Rows from a dataset:
::::::::

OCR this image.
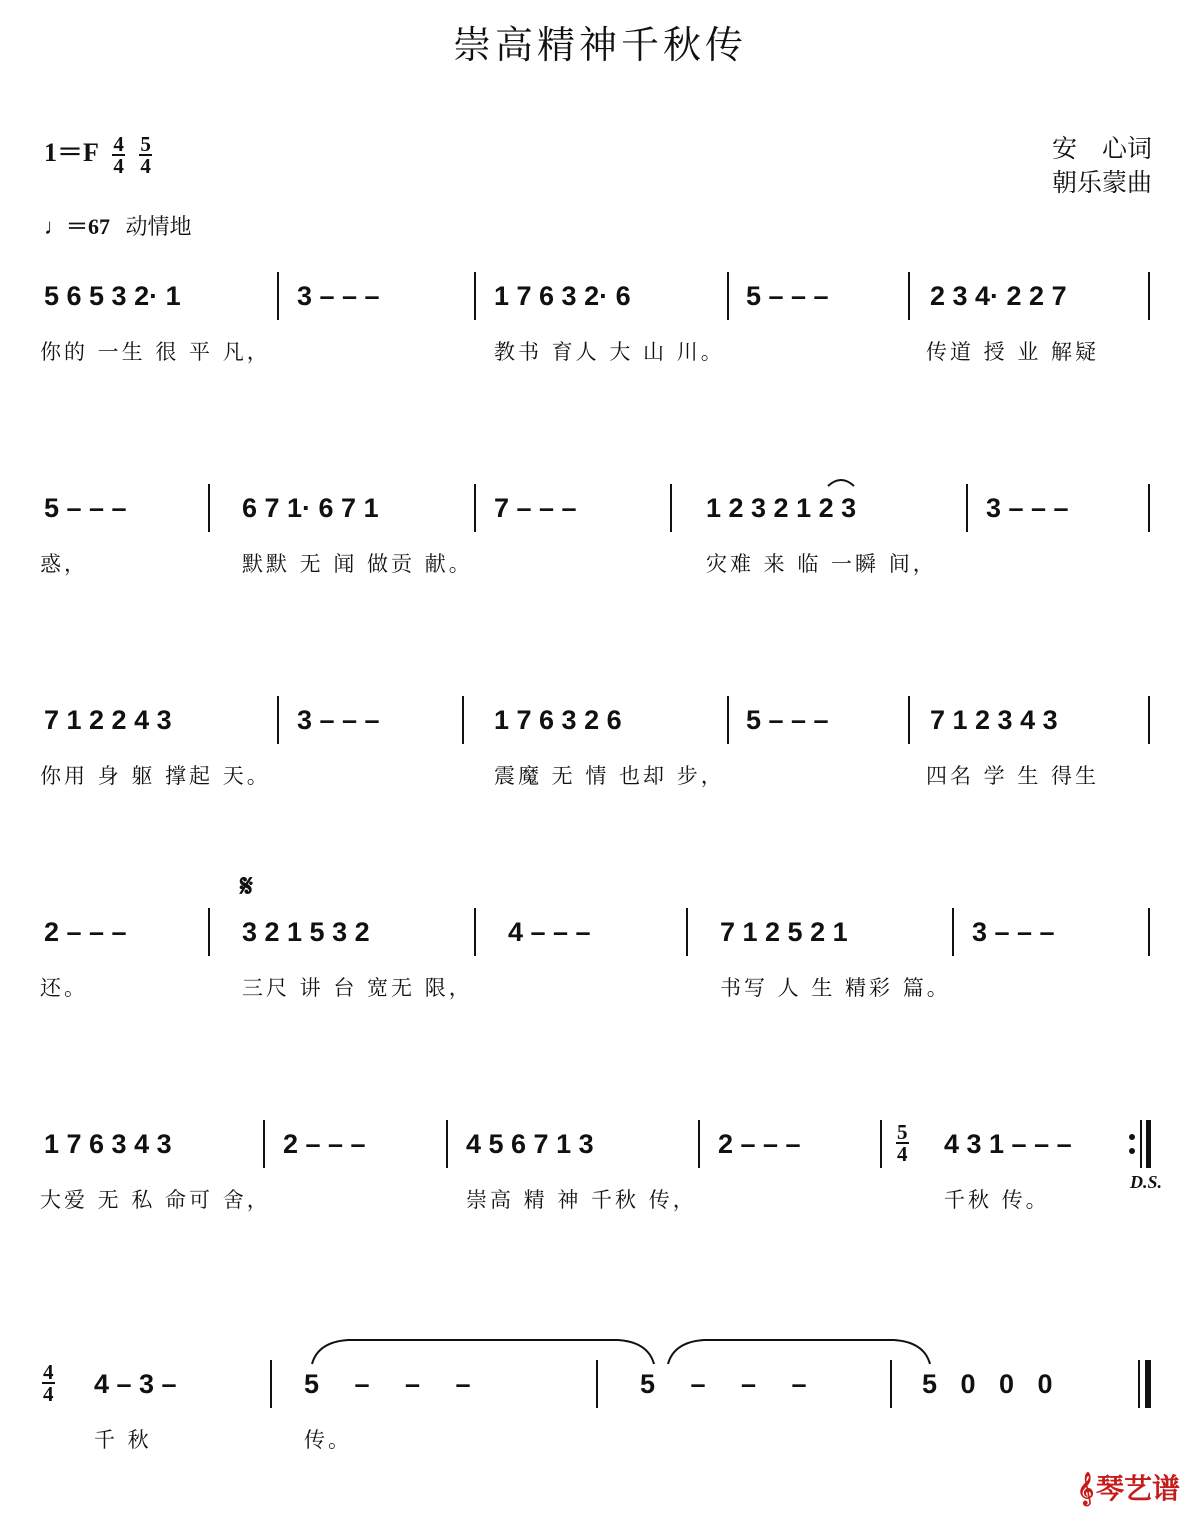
崇高精神千秋传
$1=F \frac{4}{4}$
$\frac{5}{4}$	安　心词
朝乐蒙曲
♩＝67 动情地
5 6 5 3 2· 1
你的 一生 很 平 凡，
3 – – –	1 7 6 3 2· 6
教书 育人 大 山 川。
5 – – –	2 3 4· 2 2 7
传道 授 业 解疑
5 – – –
惑，
6 7 1· 6 7 1
默默 无 闻 做贡 献。
7 – – –	1 2 3 2 1 2 3
灾难 来 临 一瞬 间，
3 – – –
7 1 2 2 4 3
你用 身 躯 撑起 天。
3 – – –	1 7 6 3 2 6
震魔 无 情 也却 步，
5 – – –	7 1 2 3 4 3
四名 学 生 得生
𝄋
2 – – –
还。
3 2 1 5 3 2
三尺 讲 台 宽无 限，
4 – – –	7 1 2 5 2 1
书写 人 生 精彩 篇。
3 – – –
1 7 6 3 4 3
大爱 无 私 命可 舍，
2 – – –	4 5 6 7 1 3
崇高 精 神 千秋 传，
2 – – –	$\frac{5}{4} 4$ 3 1 – – –
千秋 传。
D.S.
$\frac{4}{4} 4 - 3$ –
千 秋
5 – – –
传。
5 – – –	5 0 0 0
𝄞琴艺谱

::::::::

◆ Task brief:
Working from the material above, transcribe it exactly while omitting pictures.

◆ Solution to this problem:
OCR this image.
崇高精神千秋传
$1=F \frac{4}{4}$
$\frac{5}{4}$	安　心词
朝乐蒙曲
♩＝67 动情地
5 6 5 3 2· 1
你的 一生 很 平 凡，
3 – – –	1 7 6 3 2· 6
教书 育人 大 山 川。
5 – – –	2 3 4· 2 2 7
传道 授 业 解疑
5 – – –
惑，
6 7 1· 6 7 1
默默 无 闻 做贡 献。
7 – – –	1 2 3 2 1 2 3
灾难 来 临 一瞬 间，
3 – – –
7 1 2 2 4 3
你用 身 躯 撑起 天。
3 – – –	1 7 6 3 2 6
震魔 无 情 也却 步，
5 – – –	7 1 2 3 4 3
四名 学 生 得生
𝄋
2 – – –
还。
3 2 1 5 3 2
三尺 讲 台 宽无 限，
4 – – –	7 1 2 5 2 1
书写 人 生 精彩 篇。
3 – – –
1 7 6 3 4 3
大爱 无 私 命可 舍，
2 – – –	4 5 6 7 1 3
崇高 精 神 千秋 传，
2 – – –	$\frac{5}{4} 4$ 3 1 – – –
千秋 传。
D.S.
$\frac{4}{4} 4 - 3$ –
千 秋
5 – – –
传。
5 – – –	5 0 0 0
𝄞琴艺谱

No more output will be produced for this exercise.